- [Aim of the exercise] Your task is to tally the lines of the listing containing the word "Número" and report the figure alone.

---------- Records for this task

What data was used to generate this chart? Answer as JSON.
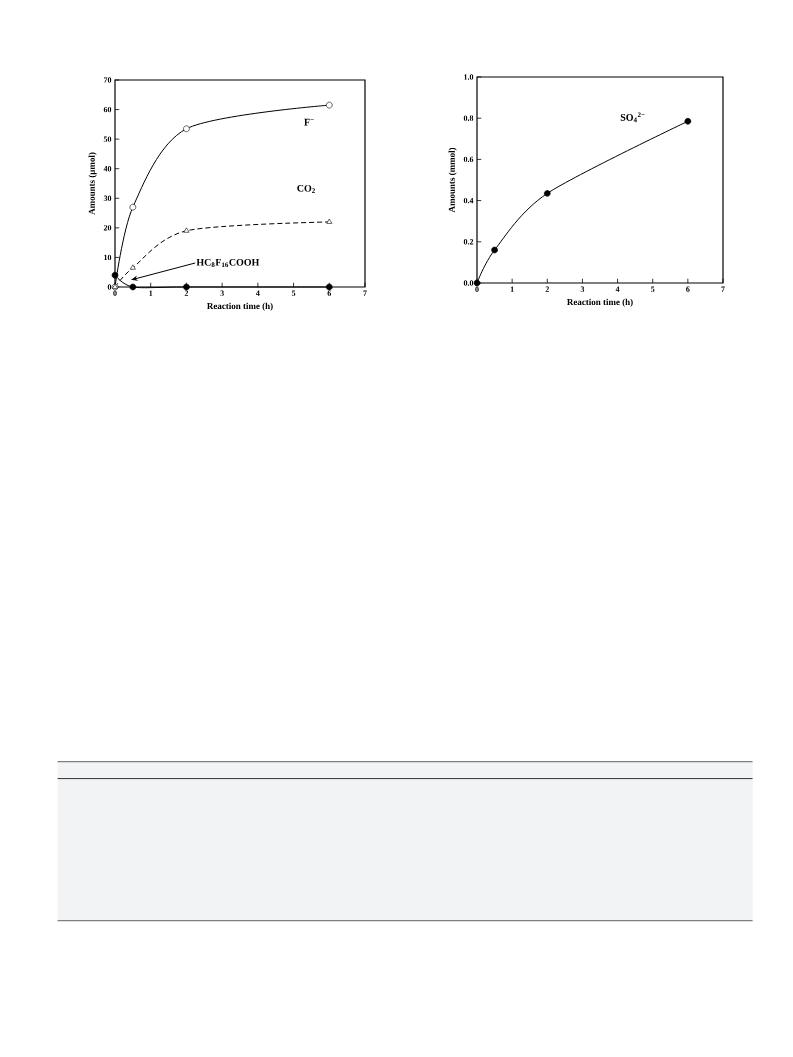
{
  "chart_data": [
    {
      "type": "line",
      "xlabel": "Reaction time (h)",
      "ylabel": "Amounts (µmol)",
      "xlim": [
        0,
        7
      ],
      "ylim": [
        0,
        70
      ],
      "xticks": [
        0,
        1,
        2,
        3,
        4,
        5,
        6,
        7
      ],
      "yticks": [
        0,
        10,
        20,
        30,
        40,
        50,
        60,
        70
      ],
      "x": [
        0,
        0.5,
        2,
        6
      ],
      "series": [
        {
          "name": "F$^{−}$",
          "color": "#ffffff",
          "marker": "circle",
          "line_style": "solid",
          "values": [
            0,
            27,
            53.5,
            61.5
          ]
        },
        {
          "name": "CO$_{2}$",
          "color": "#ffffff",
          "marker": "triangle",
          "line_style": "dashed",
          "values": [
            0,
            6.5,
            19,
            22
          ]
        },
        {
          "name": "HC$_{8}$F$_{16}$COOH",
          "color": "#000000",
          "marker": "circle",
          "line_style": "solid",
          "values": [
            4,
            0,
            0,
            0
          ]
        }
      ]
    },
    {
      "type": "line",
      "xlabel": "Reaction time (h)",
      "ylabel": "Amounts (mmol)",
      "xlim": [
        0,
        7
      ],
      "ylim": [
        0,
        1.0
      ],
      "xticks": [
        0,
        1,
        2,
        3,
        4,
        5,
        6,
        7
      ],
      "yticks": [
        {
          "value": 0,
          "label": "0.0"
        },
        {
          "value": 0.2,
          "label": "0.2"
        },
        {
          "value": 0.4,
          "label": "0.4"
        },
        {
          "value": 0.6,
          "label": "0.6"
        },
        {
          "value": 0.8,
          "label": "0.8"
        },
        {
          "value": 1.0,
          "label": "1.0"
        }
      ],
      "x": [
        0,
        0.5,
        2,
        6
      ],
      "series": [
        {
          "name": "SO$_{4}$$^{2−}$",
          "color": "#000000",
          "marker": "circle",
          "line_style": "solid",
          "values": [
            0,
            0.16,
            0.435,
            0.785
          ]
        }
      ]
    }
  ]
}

--------------------
---------- Records for this task

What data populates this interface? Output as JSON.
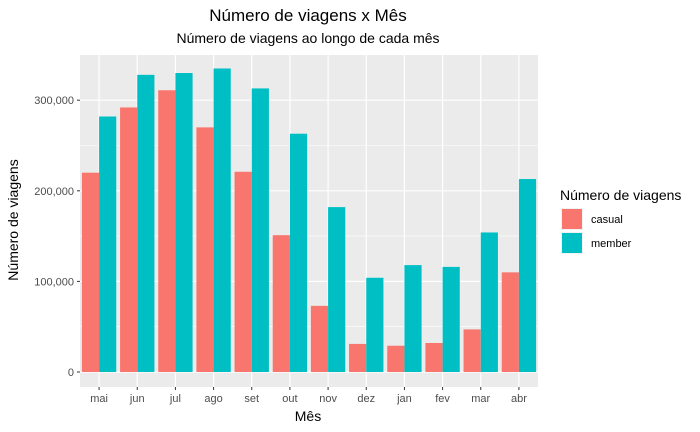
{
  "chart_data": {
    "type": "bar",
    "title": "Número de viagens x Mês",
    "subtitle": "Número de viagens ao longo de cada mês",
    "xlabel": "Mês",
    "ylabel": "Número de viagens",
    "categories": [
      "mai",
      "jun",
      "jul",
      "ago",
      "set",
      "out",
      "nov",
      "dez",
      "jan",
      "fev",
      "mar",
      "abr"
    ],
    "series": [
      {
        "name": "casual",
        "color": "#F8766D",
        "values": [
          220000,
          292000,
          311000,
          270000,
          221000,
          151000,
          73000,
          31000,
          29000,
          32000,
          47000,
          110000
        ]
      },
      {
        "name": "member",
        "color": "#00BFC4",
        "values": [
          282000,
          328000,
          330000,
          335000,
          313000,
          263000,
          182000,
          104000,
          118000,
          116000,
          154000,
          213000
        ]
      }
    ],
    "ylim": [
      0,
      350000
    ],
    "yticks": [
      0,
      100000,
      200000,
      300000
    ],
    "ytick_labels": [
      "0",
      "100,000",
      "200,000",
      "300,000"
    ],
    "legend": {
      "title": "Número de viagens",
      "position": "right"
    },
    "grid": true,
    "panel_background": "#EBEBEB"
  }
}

--------------------

- [Result] 4